[Data extracted from a collection]
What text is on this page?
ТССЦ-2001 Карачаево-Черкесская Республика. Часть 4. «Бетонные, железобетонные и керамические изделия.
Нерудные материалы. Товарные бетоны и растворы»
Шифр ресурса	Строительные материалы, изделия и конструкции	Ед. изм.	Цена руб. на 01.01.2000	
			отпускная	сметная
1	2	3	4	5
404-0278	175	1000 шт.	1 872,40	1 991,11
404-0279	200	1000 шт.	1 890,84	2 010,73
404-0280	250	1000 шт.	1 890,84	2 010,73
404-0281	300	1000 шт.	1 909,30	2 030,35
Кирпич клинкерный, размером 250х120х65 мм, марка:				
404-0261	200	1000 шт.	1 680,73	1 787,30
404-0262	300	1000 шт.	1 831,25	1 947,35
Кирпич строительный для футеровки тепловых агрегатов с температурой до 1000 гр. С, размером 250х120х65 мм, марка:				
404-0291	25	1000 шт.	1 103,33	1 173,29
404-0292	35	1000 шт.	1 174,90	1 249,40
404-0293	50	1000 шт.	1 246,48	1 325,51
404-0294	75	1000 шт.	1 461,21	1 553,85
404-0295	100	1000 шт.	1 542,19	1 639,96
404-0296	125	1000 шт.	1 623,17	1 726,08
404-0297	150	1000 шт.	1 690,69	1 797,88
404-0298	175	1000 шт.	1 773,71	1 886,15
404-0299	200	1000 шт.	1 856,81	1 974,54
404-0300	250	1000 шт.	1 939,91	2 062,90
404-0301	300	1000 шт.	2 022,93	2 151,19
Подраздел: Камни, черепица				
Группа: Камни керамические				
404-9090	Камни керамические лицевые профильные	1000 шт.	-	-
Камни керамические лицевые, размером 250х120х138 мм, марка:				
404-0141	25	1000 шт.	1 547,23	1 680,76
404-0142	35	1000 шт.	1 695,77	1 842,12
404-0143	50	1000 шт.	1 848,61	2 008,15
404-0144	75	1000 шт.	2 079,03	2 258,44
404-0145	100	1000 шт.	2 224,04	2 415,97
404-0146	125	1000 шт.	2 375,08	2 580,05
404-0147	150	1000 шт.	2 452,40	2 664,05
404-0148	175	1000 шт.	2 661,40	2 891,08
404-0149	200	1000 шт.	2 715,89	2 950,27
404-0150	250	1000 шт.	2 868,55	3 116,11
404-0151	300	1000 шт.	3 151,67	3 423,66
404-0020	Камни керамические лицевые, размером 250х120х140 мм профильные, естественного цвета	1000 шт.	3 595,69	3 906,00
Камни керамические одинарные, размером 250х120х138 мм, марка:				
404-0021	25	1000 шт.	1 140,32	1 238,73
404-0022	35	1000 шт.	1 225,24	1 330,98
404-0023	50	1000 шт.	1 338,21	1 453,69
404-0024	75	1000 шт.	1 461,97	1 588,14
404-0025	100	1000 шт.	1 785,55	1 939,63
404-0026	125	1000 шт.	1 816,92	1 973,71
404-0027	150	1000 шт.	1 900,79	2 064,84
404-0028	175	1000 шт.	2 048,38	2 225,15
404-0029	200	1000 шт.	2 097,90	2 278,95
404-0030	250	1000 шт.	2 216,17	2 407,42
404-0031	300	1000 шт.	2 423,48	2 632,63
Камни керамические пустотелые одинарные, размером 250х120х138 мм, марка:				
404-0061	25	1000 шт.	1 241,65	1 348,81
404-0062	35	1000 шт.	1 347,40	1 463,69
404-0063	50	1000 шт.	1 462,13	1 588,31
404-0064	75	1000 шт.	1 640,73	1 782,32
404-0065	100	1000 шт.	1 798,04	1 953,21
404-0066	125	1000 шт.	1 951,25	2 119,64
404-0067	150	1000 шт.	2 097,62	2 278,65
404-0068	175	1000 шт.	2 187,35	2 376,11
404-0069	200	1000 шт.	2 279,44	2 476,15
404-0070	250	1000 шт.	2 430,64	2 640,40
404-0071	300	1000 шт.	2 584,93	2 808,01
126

Work to complete: Pick out every line holding the string "профильные" and return it.

Problem solution:
404-9090	Камни керамические лицевые профильные	1000 шт.	-	-
404-0020	Камни керамические лицевые, размером 250х120х140 мм профильные, естественного цвета	1000 шт.	3 595,69	3 906,00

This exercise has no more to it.